- Opening Delimiter -
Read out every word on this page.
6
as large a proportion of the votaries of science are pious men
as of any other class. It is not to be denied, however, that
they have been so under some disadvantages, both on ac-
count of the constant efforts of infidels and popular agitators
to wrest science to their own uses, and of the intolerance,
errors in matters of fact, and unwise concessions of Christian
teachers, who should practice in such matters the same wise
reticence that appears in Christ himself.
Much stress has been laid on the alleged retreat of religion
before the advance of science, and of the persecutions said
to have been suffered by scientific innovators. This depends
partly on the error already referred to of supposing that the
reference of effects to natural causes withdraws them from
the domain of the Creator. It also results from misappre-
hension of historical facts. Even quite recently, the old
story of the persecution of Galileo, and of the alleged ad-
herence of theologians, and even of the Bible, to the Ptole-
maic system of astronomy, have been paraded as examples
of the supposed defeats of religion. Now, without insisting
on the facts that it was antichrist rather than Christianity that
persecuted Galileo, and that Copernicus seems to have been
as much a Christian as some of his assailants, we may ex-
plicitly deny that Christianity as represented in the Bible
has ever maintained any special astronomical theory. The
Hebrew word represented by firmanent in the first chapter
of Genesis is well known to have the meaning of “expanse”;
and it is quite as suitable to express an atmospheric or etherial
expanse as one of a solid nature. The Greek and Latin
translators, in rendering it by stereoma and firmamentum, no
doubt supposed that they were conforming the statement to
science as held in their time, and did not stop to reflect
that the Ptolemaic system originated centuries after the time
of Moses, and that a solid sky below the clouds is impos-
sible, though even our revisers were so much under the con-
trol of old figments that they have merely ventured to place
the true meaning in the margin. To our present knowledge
- Closing Delimiter -
* TASK GOAL:
For every line in the listing above that mentions the word "matters", make a copy.

* RESULT BELOW:
errors in matters of fact, and unwise concessions of Christian
teachers, who should practice in such matters the same wise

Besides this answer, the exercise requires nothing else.